Among the entries below, find the lines with "structured" and copy them.

------------------------------------

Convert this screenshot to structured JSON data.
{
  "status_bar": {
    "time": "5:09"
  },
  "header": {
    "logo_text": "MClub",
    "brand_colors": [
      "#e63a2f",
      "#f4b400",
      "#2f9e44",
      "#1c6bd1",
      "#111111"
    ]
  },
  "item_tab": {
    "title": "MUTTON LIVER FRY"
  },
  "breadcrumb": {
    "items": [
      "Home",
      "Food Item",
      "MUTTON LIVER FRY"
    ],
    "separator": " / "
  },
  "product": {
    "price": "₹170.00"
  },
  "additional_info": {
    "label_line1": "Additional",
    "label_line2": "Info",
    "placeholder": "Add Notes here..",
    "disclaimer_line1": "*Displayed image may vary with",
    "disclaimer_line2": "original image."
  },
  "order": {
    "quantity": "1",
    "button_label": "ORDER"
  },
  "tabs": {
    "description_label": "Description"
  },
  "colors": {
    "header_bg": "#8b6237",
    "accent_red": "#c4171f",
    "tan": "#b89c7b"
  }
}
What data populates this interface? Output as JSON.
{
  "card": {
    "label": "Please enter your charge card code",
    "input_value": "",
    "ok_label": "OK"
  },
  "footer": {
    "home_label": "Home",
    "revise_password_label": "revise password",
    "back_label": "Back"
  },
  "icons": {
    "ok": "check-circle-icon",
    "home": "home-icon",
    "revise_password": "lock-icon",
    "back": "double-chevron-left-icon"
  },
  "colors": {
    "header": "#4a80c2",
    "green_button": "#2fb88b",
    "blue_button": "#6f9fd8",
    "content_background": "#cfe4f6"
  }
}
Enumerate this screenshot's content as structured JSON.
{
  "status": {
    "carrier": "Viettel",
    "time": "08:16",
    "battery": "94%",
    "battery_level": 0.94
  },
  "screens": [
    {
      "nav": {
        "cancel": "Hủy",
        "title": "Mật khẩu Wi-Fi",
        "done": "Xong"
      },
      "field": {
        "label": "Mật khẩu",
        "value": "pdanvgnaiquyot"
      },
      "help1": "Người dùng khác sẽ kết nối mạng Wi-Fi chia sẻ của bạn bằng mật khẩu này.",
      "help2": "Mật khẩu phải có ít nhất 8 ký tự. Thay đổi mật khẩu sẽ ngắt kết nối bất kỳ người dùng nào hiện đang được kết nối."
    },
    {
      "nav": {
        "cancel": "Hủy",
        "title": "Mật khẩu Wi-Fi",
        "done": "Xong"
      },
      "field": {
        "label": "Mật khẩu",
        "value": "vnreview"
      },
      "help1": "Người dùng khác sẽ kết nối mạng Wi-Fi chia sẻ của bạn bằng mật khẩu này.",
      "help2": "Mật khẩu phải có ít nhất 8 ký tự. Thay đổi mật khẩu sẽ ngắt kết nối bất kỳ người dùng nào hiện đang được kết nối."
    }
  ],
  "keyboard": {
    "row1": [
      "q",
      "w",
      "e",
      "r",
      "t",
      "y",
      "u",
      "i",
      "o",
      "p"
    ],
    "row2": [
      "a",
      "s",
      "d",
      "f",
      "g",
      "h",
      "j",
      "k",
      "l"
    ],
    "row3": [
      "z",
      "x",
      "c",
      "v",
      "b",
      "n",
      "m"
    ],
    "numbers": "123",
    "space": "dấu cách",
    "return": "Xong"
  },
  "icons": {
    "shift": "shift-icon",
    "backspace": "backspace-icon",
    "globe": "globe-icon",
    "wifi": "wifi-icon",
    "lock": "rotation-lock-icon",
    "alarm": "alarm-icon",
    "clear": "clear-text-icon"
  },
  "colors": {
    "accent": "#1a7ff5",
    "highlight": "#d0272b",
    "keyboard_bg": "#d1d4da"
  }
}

------------------------------------

Answer:
Convert this screenshot to structured JSON data.
Enumerate this screenshot's content as structured JSON.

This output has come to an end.